■ Direction:
The entries are to be returned exactly, with images left out.

■ Material provided:

.....

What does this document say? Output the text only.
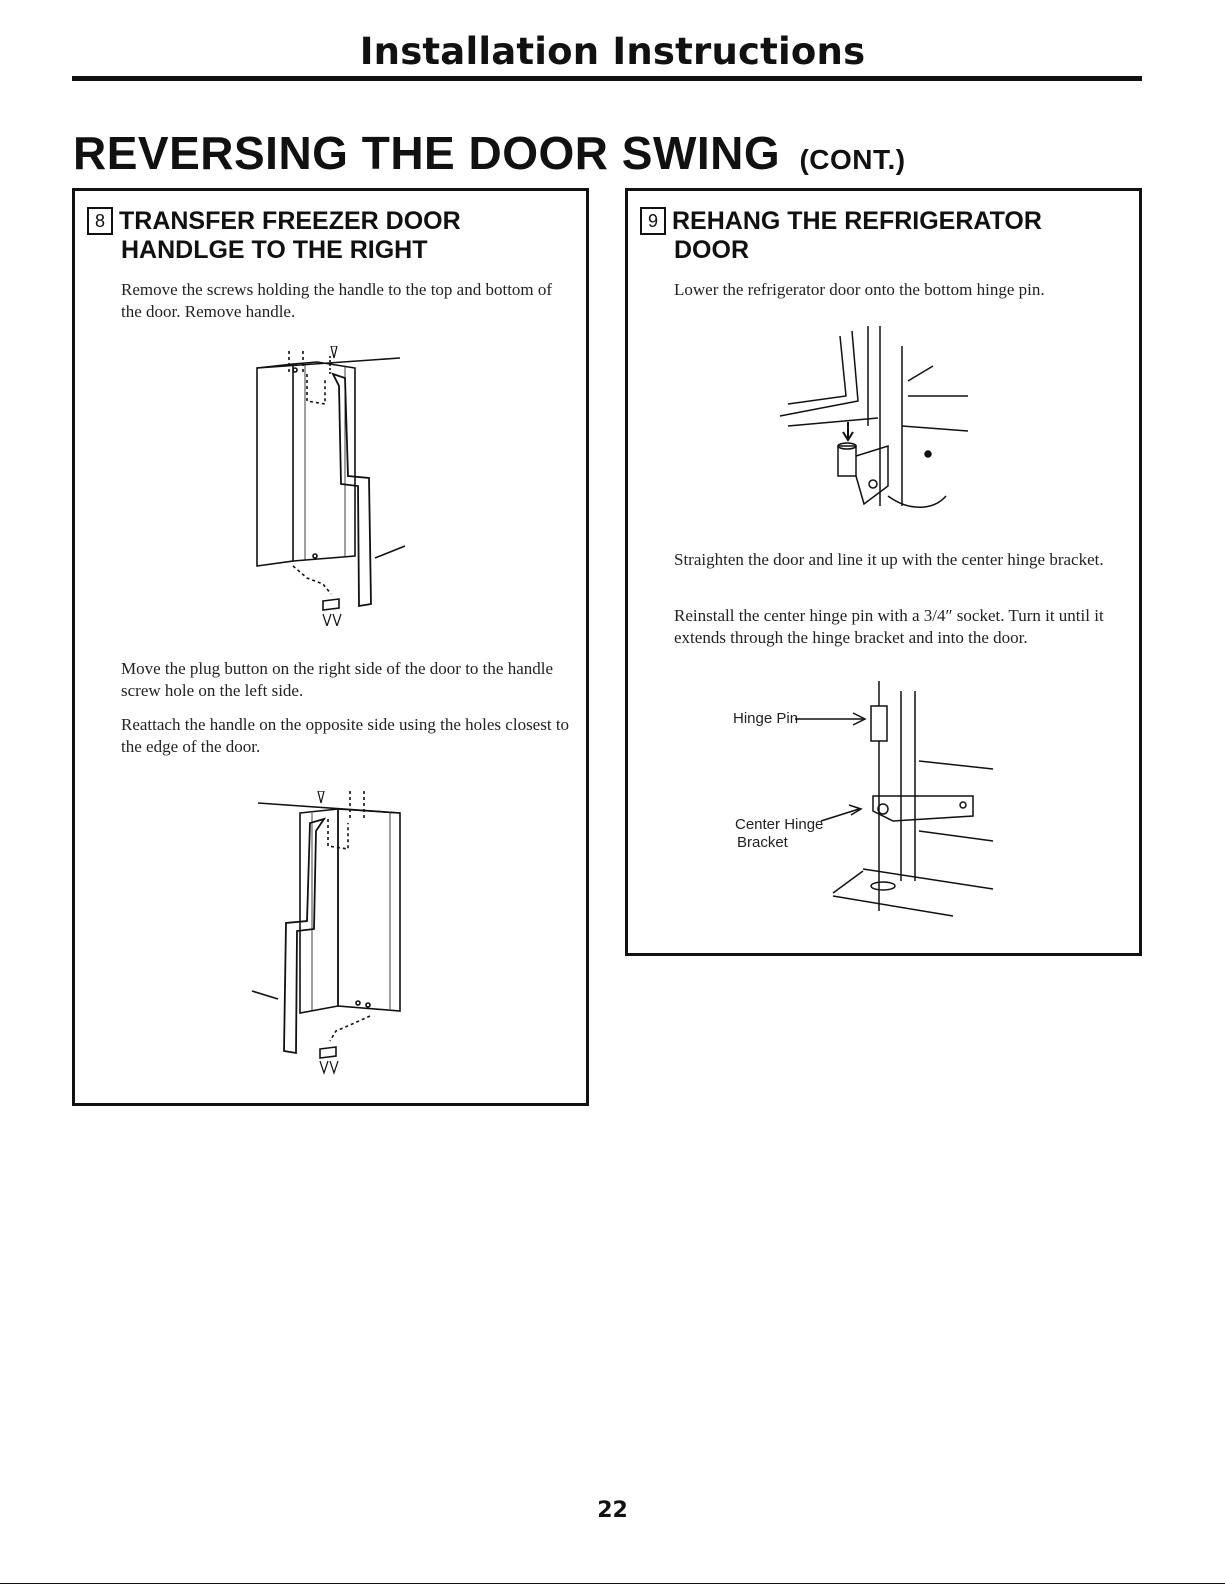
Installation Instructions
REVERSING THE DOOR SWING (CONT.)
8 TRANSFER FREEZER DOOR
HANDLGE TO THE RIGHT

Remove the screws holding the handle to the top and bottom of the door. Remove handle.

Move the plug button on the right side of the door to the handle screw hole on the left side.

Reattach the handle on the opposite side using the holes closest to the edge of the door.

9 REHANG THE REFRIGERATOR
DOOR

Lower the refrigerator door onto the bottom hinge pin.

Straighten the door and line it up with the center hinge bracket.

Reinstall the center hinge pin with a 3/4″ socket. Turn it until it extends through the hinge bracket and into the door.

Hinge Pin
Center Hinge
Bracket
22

.....

■ Reply:
What does this document say? Output the text only.
Installation Instructions
REVERSING THE DOOR SWING (CONT.)
8 TRANSFER FREEZER DOOR
HANDLGE TO THE RIGHT

Remove the screws holding the handle to the top and bottom of the door. Remove handle.

Move the plug button on the right side of the door to the handle screw hole on the left side.

Reattach the handle on the opposite side using the holes closest to the edge of the door.

9 REHANG THE REFRIGERATOR
DOOR

Lower the refrigerator door onto the bottom hinge pin.

Straighten the door and line it up with the center hinge bracket.

Reinstall the center hinge pin with a 3/4″ socket. Turn it until it extends through the hinge bracket and into the door.

Hinge Pin
Center Hinge
Bracket
22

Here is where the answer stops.